- _WORK TO BE COMPLETED_:
Write the records out again, precisely as they stand.

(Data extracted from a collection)
────────────────────────────────────────
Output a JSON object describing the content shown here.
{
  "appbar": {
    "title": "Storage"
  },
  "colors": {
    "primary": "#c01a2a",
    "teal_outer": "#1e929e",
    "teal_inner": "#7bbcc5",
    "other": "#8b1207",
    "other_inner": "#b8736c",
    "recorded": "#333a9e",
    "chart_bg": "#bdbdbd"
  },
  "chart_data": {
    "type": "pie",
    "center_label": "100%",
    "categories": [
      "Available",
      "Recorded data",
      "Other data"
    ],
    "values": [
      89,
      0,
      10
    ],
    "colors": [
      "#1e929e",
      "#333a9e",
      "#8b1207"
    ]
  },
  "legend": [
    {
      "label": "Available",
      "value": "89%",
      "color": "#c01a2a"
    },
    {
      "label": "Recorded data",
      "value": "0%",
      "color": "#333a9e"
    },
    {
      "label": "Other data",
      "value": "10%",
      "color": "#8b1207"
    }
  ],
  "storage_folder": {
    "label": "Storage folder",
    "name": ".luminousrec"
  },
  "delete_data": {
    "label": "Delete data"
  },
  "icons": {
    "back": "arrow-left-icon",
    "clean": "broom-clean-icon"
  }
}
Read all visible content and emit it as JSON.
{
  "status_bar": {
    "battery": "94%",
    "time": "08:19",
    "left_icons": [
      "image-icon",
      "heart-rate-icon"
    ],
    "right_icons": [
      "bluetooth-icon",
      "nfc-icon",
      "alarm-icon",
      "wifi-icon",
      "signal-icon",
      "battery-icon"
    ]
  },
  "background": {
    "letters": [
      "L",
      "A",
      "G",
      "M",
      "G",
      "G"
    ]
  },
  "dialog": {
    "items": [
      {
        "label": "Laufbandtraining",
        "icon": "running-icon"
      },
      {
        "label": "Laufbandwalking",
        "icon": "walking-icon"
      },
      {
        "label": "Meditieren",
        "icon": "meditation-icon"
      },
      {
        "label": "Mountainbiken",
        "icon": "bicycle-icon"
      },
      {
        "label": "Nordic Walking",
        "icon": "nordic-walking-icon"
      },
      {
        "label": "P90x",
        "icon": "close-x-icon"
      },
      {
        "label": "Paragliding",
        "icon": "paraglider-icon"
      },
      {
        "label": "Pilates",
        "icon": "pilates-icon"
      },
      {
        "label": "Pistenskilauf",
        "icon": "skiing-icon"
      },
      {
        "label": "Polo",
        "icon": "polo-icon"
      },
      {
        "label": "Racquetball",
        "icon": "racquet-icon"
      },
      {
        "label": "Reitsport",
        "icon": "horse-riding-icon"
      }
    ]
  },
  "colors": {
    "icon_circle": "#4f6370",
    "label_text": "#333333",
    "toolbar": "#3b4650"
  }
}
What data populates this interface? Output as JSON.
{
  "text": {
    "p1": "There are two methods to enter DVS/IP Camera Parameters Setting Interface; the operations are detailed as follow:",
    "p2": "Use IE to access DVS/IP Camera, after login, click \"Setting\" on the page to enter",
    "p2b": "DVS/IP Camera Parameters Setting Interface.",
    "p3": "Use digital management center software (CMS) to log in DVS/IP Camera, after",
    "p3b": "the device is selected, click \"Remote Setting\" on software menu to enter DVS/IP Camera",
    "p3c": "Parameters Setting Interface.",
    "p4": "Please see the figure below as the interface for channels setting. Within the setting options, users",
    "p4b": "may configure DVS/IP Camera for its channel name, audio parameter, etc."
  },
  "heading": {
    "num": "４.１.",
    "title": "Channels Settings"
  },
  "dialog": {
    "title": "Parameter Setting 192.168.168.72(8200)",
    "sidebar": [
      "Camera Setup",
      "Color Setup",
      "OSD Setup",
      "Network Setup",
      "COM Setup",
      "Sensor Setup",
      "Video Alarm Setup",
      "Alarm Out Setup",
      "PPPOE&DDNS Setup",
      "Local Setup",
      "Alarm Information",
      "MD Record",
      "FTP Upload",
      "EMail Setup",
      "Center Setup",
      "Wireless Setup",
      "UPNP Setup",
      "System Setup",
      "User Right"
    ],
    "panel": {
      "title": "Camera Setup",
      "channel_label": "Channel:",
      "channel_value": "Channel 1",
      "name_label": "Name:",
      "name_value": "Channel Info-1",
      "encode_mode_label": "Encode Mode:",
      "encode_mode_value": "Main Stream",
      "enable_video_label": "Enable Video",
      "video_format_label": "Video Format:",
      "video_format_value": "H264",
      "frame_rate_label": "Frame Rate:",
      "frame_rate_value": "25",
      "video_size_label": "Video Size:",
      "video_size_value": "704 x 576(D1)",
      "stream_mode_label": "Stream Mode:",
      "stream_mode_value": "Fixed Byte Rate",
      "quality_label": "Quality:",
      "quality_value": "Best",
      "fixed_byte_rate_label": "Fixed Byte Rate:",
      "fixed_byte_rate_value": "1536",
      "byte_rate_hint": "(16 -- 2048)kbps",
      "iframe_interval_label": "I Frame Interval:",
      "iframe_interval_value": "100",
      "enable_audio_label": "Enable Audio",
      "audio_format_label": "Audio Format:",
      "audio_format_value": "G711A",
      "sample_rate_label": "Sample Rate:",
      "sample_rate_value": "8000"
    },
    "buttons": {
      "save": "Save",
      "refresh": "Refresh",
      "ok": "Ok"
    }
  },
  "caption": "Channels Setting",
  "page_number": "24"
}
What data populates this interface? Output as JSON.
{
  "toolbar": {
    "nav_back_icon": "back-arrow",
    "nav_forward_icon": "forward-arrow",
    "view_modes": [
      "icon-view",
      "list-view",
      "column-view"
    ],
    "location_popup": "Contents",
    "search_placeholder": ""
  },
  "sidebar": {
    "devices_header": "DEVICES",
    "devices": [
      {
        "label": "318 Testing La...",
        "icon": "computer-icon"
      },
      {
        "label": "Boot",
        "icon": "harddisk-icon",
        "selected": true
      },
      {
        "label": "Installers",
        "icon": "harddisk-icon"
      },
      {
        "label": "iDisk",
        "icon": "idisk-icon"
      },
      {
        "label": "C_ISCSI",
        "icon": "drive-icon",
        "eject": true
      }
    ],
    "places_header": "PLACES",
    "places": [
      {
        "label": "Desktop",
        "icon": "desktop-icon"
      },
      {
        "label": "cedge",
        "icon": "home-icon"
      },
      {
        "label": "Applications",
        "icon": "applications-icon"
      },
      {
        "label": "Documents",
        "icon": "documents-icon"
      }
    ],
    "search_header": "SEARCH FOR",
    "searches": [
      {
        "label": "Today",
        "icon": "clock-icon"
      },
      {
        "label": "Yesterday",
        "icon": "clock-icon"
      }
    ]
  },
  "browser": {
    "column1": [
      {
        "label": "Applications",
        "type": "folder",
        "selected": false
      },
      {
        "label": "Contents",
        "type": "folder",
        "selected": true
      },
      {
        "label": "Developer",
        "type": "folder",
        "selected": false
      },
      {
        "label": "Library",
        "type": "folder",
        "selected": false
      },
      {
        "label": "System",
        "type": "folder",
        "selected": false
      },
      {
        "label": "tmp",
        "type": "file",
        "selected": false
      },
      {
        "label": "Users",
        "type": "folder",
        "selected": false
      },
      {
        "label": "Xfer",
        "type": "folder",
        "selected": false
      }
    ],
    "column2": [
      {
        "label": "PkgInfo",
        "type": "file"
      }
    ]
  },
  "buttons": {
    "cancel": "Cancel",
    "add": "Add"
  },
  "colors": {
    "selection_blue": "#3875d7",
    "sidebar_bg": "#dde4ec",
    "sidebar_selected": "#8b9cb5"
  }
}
────────────────────────────────────────
- _FULL RESPONSE_:
Output a JSON object describing the content shown here.
{
  "appbar": {
    "title": "Storage"
  },
  "colors": {
    "primary": "#c01a2a",
    "teal_outer": "#1e929e",
    "teal_inner": "#7bbcc5",
    "other": "#8b1207",
    "other_inner": "#b8736c",
    "recorded": "#333a9e",
    "chart_bg": "#bdbdbd"
  },
  "chart_data": {
    "type": "pie",
    "center_label": "100%",
    "categories": [
      "Available",
      "Recorded data",
      "Other data"
    ],
    "values": [
      89,
      0,
      10
    ],
    "colors": [
      "#1e929e",
      "#333a9e",
      "#8b1207"
    ]
  },
  "legend": [
    {
      "label": "Available",
      "value": "89%",
      "color": "#c01a2a"
    },
    {
      "label": "Recorded data",
      "value": "0%",
      "color": "#333a9e"
    },
    {
      "label": "Other data",
      "value": "10%",
      "color": "#8b1207"
    }
  ],
  "storage_folder": {
    "label": "Storage folder",
    "name": ".luminousrec"
  },
  "delete_data": {
    "label": "Delete data"
  },
  "icons": {
    "back": "arrow-left-icon",
    "clean": "broom-clean-icon"
  }
}
Read all visible content and emit it as JSON.
{
  "status_bar": {
    "battery": "94%",
    "time": "08:19",
    "left_icons": [
      "image-icon",
      "heart-rate-icon"
    ],
    "right_icons": [
      "bluetooth-icon",
      "nfc-icon",
      "alarm-icon",
      "wifi-icon",
      "signal-icon",
      "battery-icon"
    ]
  },
  "background": {
    "letters": [
      "L",
      "A",
      "G",
      "M",
      "G",
      "G"
    ]
  },
  "dialog": {
    "items": [
      {
        "label": "Laufbandtraining",
        "icon": "running-icon"
      },
      {
        "label": "Laufbandwalking",
        "icon": "walking-icon"
      },
      {
        "label": "Meditieren",
        "icon": "meditation-icon"
      },
      {
        "label": "Mountainbiken",
        "icon": "bicycle-icon"
      },
      {
        "label": "Nordic Walking",
        "icon": "nordic-walking-icon"
      },
      {
        "label": "P90x",
        "icon": "close-x-icon"
      },
      {
        "label": "Paragliding",
        "icon": "paraglider-icon"
      },
      {
        "label": "Pilates",
        "icon": "pilates-icon"
      },
      {
        "label": "Pistenskilauf",
        "icon": "skiing-icon"
      },
      {
        "label": "Polo",
        "icon": "polo-icon"
      },
      {
        "label": "Racquetball",
        "icon": "racquet-icon"
      },
      {
        "label": "Reitsport",
        "icon": "horse-riding-icon"
      }
    ]
  },
  "colors": {
    "icon_circle": "#4f6370",
    "label_text": "#333333",
    "toolbar": "#3b4650"
  }
}
What data populates this interface? Output as JSON.
{
  "text": {
    "p1": "There are two methods to enter DVS/IP Camera Parameters Setting Interface; the operations are detailed as follow:",
    "p2": "Use IE to access DVS/IP Camera, after login, click \"Setting\" on the page to enter",
    "p2b": "DVS/IP Camera Parameters Setting Interface.",
    "p3": "Use digital management center software (CMS) to log in DVS/IP Camera, after",
    "p3b": "the device is selected, click \"Remote Setting\" on software menu to enter DVS/IP Camera",
    "p3c": "Parameters Setting Interface.",
    "p4": "Please see the figure below as the interface for channels setting. Within the setting options, users",
    "p4b": "may configure DVS/IP Camera for its channel name, audio parameter, etc."
  },
  "heading": {
    "num": "４.１.",
    "title": "Channels Settings"
  },
  "dialog": {
    "title": "Parameter Setting 192.168.168.72(8200)",
    "sidebar": [
      "Camera Setup",
      "Color Setup",
      "OSD Setup",
      "Network Setup",
      "COM Setup",
      "Sensor Setup",
      "Video Alarm Setup",
      "Alarm Out Setup",
      "PPPOE&DDNS Setup",
      "Local Setup",
      "Alarm Information",
      "MD Record",
      "FTP Upload",
      "EMail Setup",
      "Center Setup",
      "Wireless Setup",
      "UPNP Setup",
      "System Setup",
      "User Right"
    ],
    "panel": {
      "title": "Camera Setup",
      "channel_label": "Channel:",
      "channel_value": "Channel 1",
      "name_label": "Name:",
      "name_value": "Channel Info-1",
      "encode_mode_label": "Encode Mode:",
      "encode_mode_value": "Main Stream",
      "enable_video_label": "Enable Video",
      "video_format_label": "Video Format:",
      "video_format_value": "H264",
      "frame_rate_label": "Frame Rate:",
      "frame_rate_value": "25",
      "video_size_label": "Video Size:",
      "video_size_value": "704 x 576(D1)",
      "stream_mode_label": "Stream Mode:",
      "stream_mode_value": "Fixed Byte Rate",
      "quality_label": "Quality:",
      "quality_value": "Best",
      "fixed_byte_rate_label": "Fixed Byte Rate:",
      "fixed_byte_rate_value": "1536",
      "byte_rate_hint": "(16 -- 2048)kbps",
      "iframe_interval_label": "I Frame Interval:",
      "iframe_interval_value": "100",
      "enable_audio_label": "Enable Audio",
      "audio_format_label": "Audio Format:",
      "audio_format_value": "G711A",
      "sample_rate_label": "Sample Rate:",
      "sample_rate_value": "8000"
    },
    "buttons": {
      "save": "Save",
      "refresh": "Refresh",
      "ok": "Ok"
    }
  },
  "caption": "Channels Setting",
  "page_number": "24"
}
What data populates this interface? Output as JSON.
{
  "toolbar": {
    "nav_back_icon": "back-arrow",
    "nav_forward_icon": "forward-arrow",
    "view_modes": [
      "icon-view",
      "list-view",
      "column-view"
    ],
    "location_popup": "Contents",
    "search_placeholder": ""
  },
  "sidebar": {
    "devices_header": "DEVICES",
    "devices": [
      {
        "label": "318 Testing La...",
        "icon": "computer-icon"
      },
      {
        "label": "Boot",
        "icon": "harddisk-icon",
        "selected": true
      },
      {
        "label": "Installers",
        "icon": "harddisk-icon"
      },
      {
        "label": "iDisk",
        "icon": "idisk-icon"
      },
      {
        "label": "C_ISCSI",
        "icon": "drive-icon",
        "eject": true
      }
    ],
    "places_header": "PLACES",
    "places": [
      {
        "label": "Desktop",
        "icon": "desktop-icon"
      },
      {
        "label": "cedge",
        "icon": "home-icon"
      },
      {
        "label": "Applications",
        "icon": "applications-icon"
      },
      {
        "label": "Documents",
        "icon": "documents-icon"
      }
    ],
    "search_header": "SEARCH FOR",
    "searches": [
      {
        "label": "Today",
        "icon": "clock-icon"
      },
      {
        "label": "Yesterday",
        "icon": "clock-icon"
      }
    ]
  },
  "browser": {
    "column1": [
      {
        "label": "Applications",
        "type": "folder",
        "selected": false
      },
      {
        "label": "Contents",
        "type": "folder",
        "selected": true
      },
      {
        "label": "Developer",
        "type": "folder",
        "selected": false
      },
      {
        "label": "Library",
        "type": "folder",
        "selected": false
      },
      {
        "label": "System",
        "type": "folder",
        "selected": false
      },
      {
        "label": "tmp",
        "type": "file",
        "selected": false
      },
      {
        "label": "Users",
        "type": "folder",
        "selected": false
      },
      {
        "label": "Xfer",
        "type": "folder",
        "selected": false
      }
    ],
    "column2": [
      {
        "label": "PkgInfo",
        "type": "file"
      }
    ]
  },
  "buttons": {
    "cancel": "Cancel",
    "add": "Add"
  },
  "colors": {
    "selection_blue": "#3875d7",
    "sidebar_bg": "#dde4ec",
    "sidebar_selected": "#8b9cb5"
  }
}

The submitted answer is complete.